Records from a collection of figures:
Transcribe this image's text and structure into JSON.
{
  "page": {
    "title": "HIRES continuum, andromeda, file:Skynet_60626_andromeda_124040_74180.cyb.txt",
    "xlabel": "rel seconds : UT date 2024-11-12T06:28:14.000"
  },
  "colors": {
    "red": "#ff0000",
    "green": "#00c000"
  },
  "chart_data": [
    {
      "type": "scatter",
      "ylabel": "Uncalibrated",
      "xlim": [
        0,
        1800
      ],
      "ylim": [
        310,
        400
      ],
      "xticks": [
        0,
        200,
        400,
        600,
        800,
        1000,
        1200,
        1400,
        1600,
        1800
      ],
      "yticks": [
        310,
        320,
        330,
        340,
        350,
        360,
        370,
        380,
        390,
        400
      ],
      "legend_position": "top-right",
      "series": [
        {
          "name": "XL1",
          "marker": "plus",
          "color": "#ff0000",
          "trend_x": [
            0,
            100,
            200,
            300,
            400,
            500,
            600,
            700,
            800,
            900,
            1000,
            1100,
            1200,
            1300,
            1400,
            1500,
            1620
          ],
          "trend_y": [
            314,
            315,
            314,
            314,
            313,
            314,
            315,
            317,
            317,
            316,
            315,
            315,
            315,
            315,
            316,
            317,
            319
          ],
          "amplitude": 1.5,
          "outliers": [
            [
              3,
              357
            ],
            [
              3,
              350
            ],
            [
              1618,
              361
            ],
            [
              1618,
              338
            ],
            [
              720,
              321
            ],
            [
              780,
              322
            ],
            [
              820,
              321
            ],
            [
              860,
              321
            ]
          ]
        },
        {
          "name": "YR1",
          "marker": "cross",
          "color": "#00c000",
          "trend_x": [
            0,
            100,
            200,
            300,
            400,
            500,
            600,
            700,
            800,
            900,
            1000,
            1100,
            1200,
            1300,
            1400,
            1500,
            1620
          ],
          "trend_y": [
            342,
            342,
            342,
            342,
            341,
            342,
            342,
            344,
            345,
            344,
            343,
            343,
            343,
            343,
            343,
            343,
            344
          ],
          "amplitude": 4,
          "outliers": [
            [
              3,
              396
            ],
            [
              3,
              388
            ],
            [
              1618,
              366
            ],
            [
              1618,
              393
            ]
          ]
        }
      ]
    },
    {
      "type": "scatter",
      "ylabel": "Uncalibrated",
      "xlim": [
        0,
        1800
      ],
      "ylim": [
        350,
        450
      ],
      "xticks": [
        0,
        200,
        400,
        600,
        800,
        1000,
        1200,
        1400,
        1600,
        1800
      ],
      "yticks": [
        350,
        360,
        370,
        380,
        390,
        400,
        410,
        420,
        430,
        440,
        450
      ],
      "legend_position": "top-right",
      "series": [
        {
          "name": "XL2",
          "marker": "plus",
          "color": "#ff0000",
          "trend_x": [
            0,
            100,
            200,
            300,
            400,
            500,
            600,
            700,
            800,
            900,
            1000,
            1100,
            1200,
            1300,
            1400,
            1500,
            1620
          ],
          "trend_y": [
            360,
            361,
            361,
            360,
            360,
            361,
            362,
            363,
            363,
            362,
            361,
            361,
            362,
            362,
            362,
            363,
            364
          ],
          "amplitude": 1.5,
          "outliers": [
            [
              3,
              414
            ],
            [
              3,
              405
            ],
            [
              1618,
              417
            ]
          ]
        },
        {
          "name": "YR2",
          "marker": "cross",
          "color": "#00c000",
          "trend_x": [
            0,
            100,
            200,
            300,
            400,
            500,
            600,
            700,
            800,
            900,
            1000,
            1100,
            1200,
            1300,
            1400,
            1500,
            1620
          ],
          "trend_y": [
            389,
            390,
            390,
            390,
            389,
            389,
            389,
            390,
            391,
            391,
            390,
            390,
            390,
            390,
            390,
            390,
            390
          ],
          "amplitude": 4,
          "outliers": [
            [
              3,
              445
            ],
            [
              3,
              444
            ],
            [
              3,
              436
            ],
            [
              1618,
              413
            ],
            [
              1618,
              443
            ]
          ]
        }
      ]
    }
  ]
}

» **What is asked**: Repeat the records above exactly, from the first line to the last.

» **Reply to the task**:
Transcribe this image's text and structure into JSON.
{
  "page": {
    "title": "HIRES continuum, andromeda, file:Skynet_60626_andromeda_124040_74180.cyb.txt",
    "xlabel": "rel seconds : UT date 2024-11-12T06:28:14.000"
  },
  "colors": {
    "red": "#ff0000",
    "green": "#00c000"
  },
  "chart_data": [
    {
      "type": "scatter",
      "ylabel": "Uncalibrated",
      "xlim": [
        0,
        1800
      ],
      "ylim": [
        310,
        400
      ],
      "xticks": [
        0,
        200,
        400,
        600,
        800,
        1000,
        1200,
        1400,
        1600,
        1800
      ],
      "yticks": [
        310,
        320,
        330,
        340,
        350,
        360,
        370,
        380,
        390,
        400
      ],
      "legend_position": "top-right",
      "series": [
        {
          "name": "XL1",
          "marker": "plus",
          "color": "#ff0000",
          "trend_x": [
            0,
            100,
            200,
            300,
            400,
            500,
            600,
            700,
            800,
            900,
            1000,
            1100,
            1200,
            1300,
            1400,
            1500,
            1620
          ],
          "trend_y": [
            314,
            315,
            314,
            314,
            313,
            314,
            315,
            317,
            317,
            316,
            315,
            315,
            315,
            315,
            316,
            317,
            319
          ],
          "amplitude": 1.5,
          "outliers": [
            [
              3,
              357
            ],
            [
              3,
              350
            ],
            [
              1618,
              361
            ],
            [
              1618,
              338
            ],
            [
              720,
              321
            ],
            [
              780,
              322
            ],
            [
              820,
              321
            ],
            [
              860,
              321
            ]
          ]
        },
        {
          "name": "YR1",
          "marker": "cross",
          "color": "#00c000",
          "trend_x": [
            0,
            100,
            200,
            300,
            400,
            500,
            600,
            700,
            800,
            900,
            1000,
            1100,
            1200,
            1300,
            1400,
            1500,
            1620
          ],
          "trend_y": [
            342,
            342,
            342,
            342,
            341,
            342,
            342,
            344,
            345,
            344,
            343,
            343,
            343,
            343,
            343,
            343,
            344
          ],
          "amplitude": 4,
          "outliers": [
            [
              3,
              396
            ],
            [
              3,
              388
            ],
            [
              1618,
              366
            ],
            [
              1618,
              393
            ]
          ]
        }
      ]
    },
    {
      "type": "scatter",
      "ylabel": "Uncalibrated",
      "xlim": [
        0,
        1800
      ],
      "ylim": [
        350,
        450
      ],
      "xticks": [
        0,
        200,
        400,
        600,
        800,
        1000,
        1200,
        1400,
        1600,
        1800
      ],
      "yticks": [
        350,
        360,
        370,
        380,
        390,
        400,
        410,
        420,
        430,
        440,
        450
      ],
      "legend_position": "top-right",
      "series": [
        {
          "name": "XL2",
          "marker": "plus",
          "color": "#ff0000",
          "trend_x": [
            0,
            100,
            200,
            300,
            400,
            500,
            600,
            700,
            800,
            900,
            1000,
            1100,
            1200,
            1300,
            1400,
            1500,
            1620
          ],
          "trend_y": [
            360,
            361,
            361,
            360,
            360,
            361,
            362,
            363,
            363,
            362,
            361,
            361,
            362,
            362,
            362,
            363,
            364
          ],
          "amplitude": 1.5,
          "outliers": [
            [
              3,
              414
            ],
            [
              3,
              405
            ],
            [
              1618,
              417
            ]
          ]
        },
        {
          "name": "YR2",
          "marker": "cross",
          "color": "#00c000",
          "trend_x": [
            0,
            100,
            200,
            300,
            400,
            500,
            600,
            700,
            800,
            900,
            1000,
            1100,
            1200,
            1300,
            1400,
            1500,
            1620
          ],
          "trend_y": [
            389,
            390,
            390,
            390,
            389,
            389,
            389,
            390,
            391,
            391,
            390,
            390,
            390,
            390,
            390,
            390,
            390
          ],
          "amplitude": 4,
          "outliers": [
            [
              3,
              445
            ],
            [
              3,
              444
            ],
            [
              3,
              436
            ],
            [
              1618,
              413
            ],
            [
              1618,
              443
            ]
          ]
        }
      ]
    }
  ]
}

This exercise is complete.